[READING PASSAGE]
It's a bit more complicated.

Ukrainian military right now basically consists of three distinct parts. One is the regular army - those are reasonably well equipped (all the usual stuff, artillery, tanks, air etc - if somewhat outdated), but poorly motivated. The other is the National Guard, which was basically recreated and stuffed with mostly ex-MVD and internal troops - these are neither well equipped nor well motivated (many of them were on the "wrong" side of Maidan).

Then there is that part of the National Guard that consists of the volunteer batallions - Azov, Dniepr, Donbas, Aidar etc. These consist mostly from people who were on Maidan and wanted to keep the fight going, but also from the newly reinvigorated far right groups like Right Sector (in particular, Azov is almost 100% neo-Nazi, and they aren't even hiding that fact - take a look at their insignia, and if you're not familiar with the symbolism, look up Schwarzezonne and Wolfsangel). Now these guys are very motivated, and they are one of the few units which sometimes even refuse to retreat against direct orders to do so, and are generally very battle efficient. However, they are not well equipped - in many cases the state didn't even issue a proper uniform, so they're wearing the stuff that was crowdsourced for them, and they have very little heavy armor or artillery.

Comment: Re:Some people might unfairly judge Ukraine (Score 1) 177

by shutdown -p now (#47798553) Attached to: Ukraine Asks Zuckerberg to Discipline Kremlin Facebook Bots

If Russia had been "rolling tanks, armoured personnel carriers, rockets, heavy field guns, anti-aircraft guns, and airbourne [sic] troops" into Ukraine, it would have been subdued within a week at most - just as Czechoslovakia (sp) and Poland and Hungary were subdued, despite being far better organized than Ukraine today.

Czechoslovakia and Hungary were subdued in an open invasion - the Soviet troops that were rolling in on the tanks did not disguise their allegiance or which state sent them. And comparison doesn't work on many other levels. In Czechoslovakia, in particular, there was pretty much no open resistance. In Hungary, resistance was fierce, but poorly organized and very poorly equipped - basically, they had small arms, but little else, and definitely no artillery or armor. In Ukraine, the undercover Russian troops are facing the Ukrainian military, complete with UAVs, artillery, tanks and air support. It's not a "pacification" operation, it's modern warfare, almost at a full scale (the only thing that's missing is air support on the separatist/Russian side - though they already use UAVs for recog).

[BRIEF 1]
Answer these questions using the passage on the Ukrainian military.
(a) Which quality does the passage say the regular army lacks?
(b) Which two symbols does the passage suggest looking up?
(c) What weapons did the resistance in Hungary have, according to the passage?
[BRIEF 2]
Translate this sentence from the passage on the Ukrainian military into Spanish: "In Czechoslovakia, in particular, there was pretty much no open resistance."
[BRIEF 3]
Continue the passage on the Ukrainian military from its last sentence.

[DATA]
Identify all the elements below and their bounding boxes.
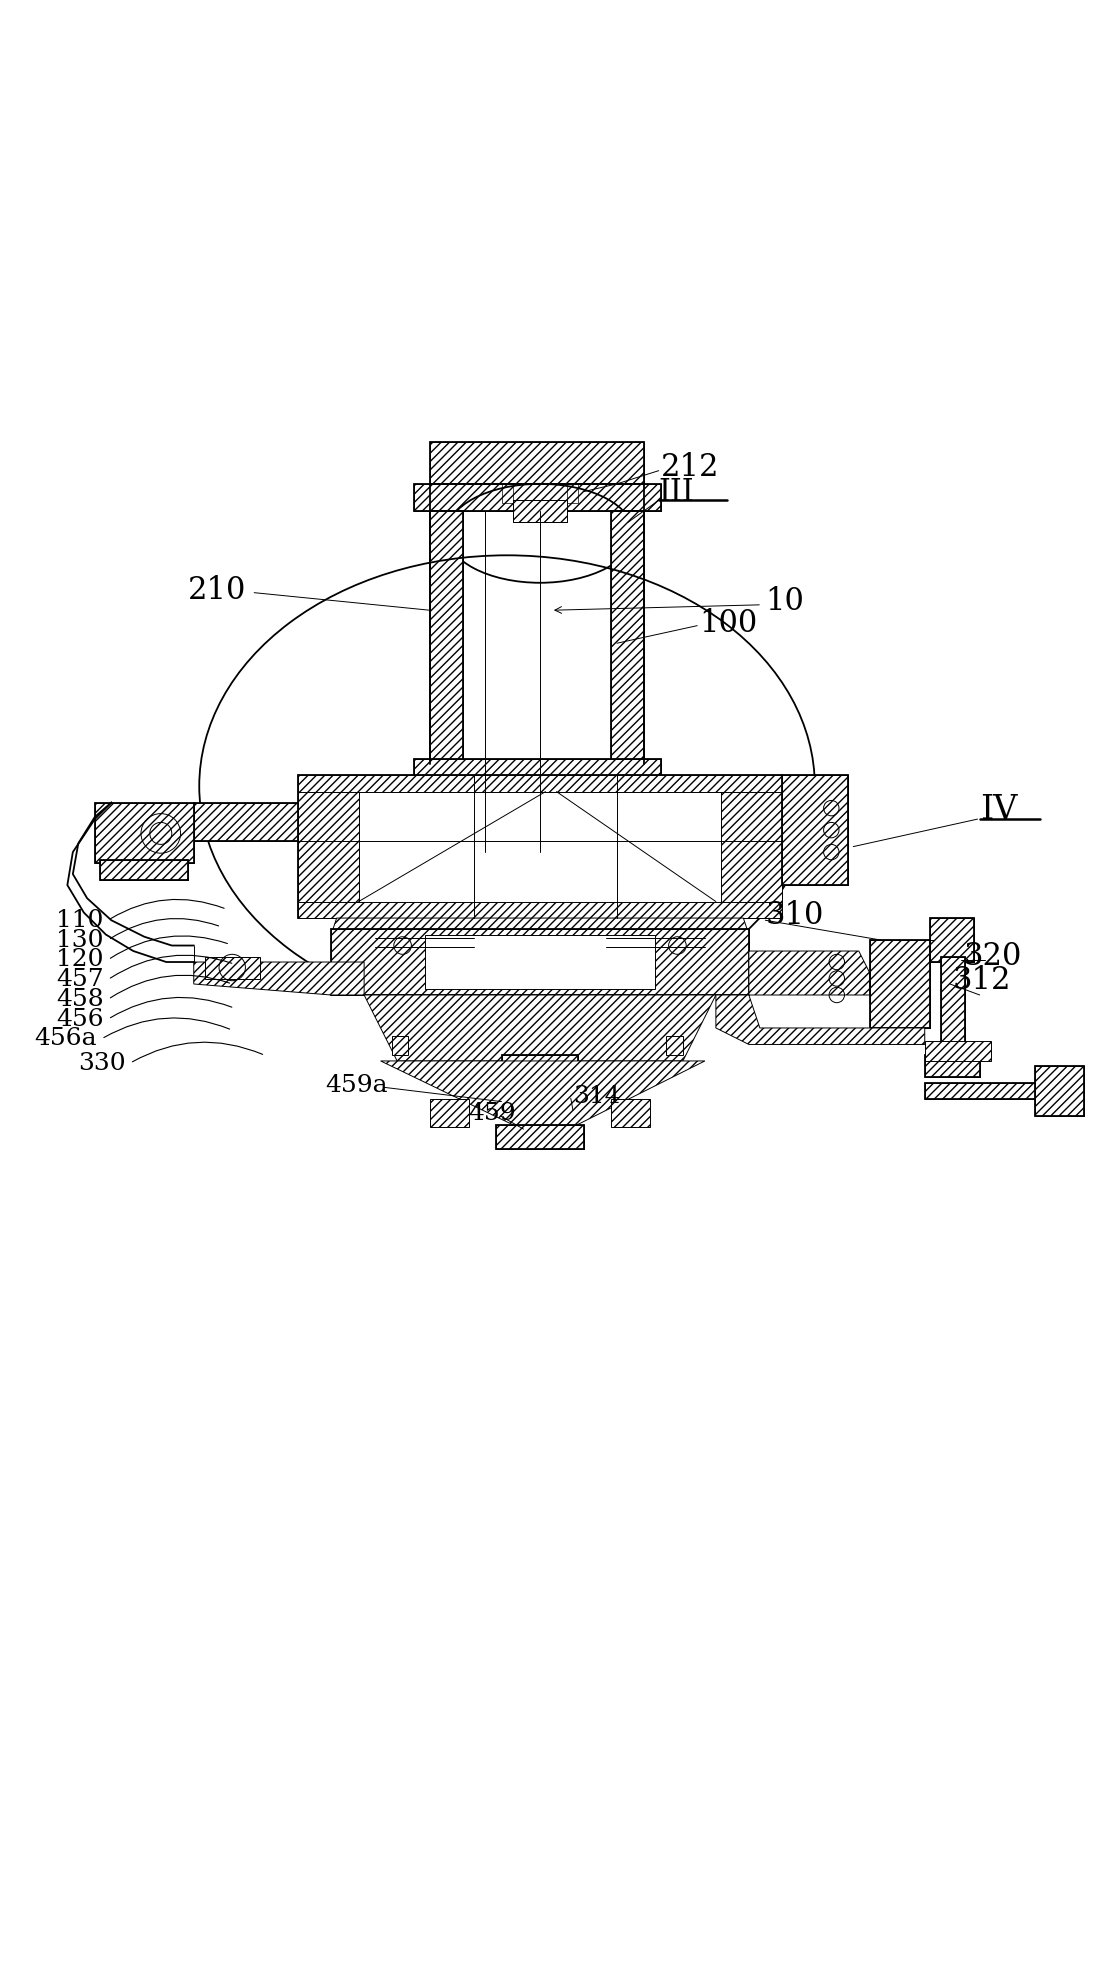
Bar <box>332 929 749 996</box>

[TASK RESPONSE 1]
(a) Motivation: the regular army is described as poorly motivated.
(b) Schwarzezonne and Wolfsangel.
(c) Small arms, but little else, and no artillery or armor.

[TASK RESPONSE 2]
En Checoslovaquia, en particular, prácticamente no hubo resistencia abierta.

[TASK RESPONSE 3]
Comment: Re:Some people might unfairly judge Ukraine (Score 1) 177

by shutdown -p now (#47798541) Attached to: Ukraine Asks Zuckerberg to Discipline Kremlin Facebook Bots

They are unapologetically acting like the USSR; using the old national song as the basis of russia's national anthem is like the Germans taking up "deutchland, deutchland uber alles".

Guess what the official state anthem of the Federal Republic of Germany is?..

Comment: Re:How I know that Russian troops are not in Ukrai (Score 1) 177

by shutdown -p now (#47798535) Attached to: Ukraine Asks Zuckerberg to Discipline Kremlin Facebook Bots

I'm not GP, but the two tell-tale signs that I'm seeing are the spelling of "Abhasia" (direct transliteration of Russian "x" into "h" - it doesn't make sense for an English speaker, because the sounds are very different, which is why normal transliteration is "kh") and "08.08.08" (date format with dots and leading zeroes that is normally used in Russia, and it's also one of the few countries that refers to that conflict by the date alone, much like 9/11 in US).

Comment: Re:Actually Russians not well informed ... (Score 1) 177

by shutdown -p now (#47798527) Attached to: Ukraine Asks Zuckerberg to Discipline Kremlin Facebook Bots

Not all Russians live in Russia. And even in Russia, there's still mostly unfiltered Internet, you know.

85% of the citizens may be sucking Vova's dick and enjoying it, but the rest of us are not so enthused, thank you very much. So don't dismiss a point just because of the person's native language. Dismiss it based on the validity or lack thereof of his arguments.

Comment: Re:Wait.... what? (Score 1) 177

by shutdown -p now (#47798513) Attached to: Ukraine Asks Zuckerberg to Discipline Kremlin Facebook Bots

Last time I checked, Ukraine was fighting a separatist movement that wants to liberate the east of Ukraine after a coup occured in Kiev.

"Liberate" is a funny word here. The previous leader of separatists, Alexandr Borodai, said in an interview that he does not consider himself a separatist - rather, Ukrainians are the separatists from the "Russian World", and his fight against them will only be over with the militia's tanks on the streets of Lviv.

If the separatists have the support of the majority of the local people, why would we oppose them?

They haven't shown any clear evidence that they do have the support of the majority of local people. Unlike the referendum in Crimea, the ones in DNR and LNR were so ad-hoc that their results are basically meaningless.

Comment: Re:Tax evasion (Score 1) 357

I wouldn't exactly call it voluntary. For one thing, Qu'ran is pretty harsh on people who refuse to pay it when they have the means, to the point of calling such munafiq. For another, a state-administered system of collecting it (which was not voluntary) was in place from a very early time, since the second Caliph.

But, yes, the original intent was charity, and specifically a form of guaranteed basic income.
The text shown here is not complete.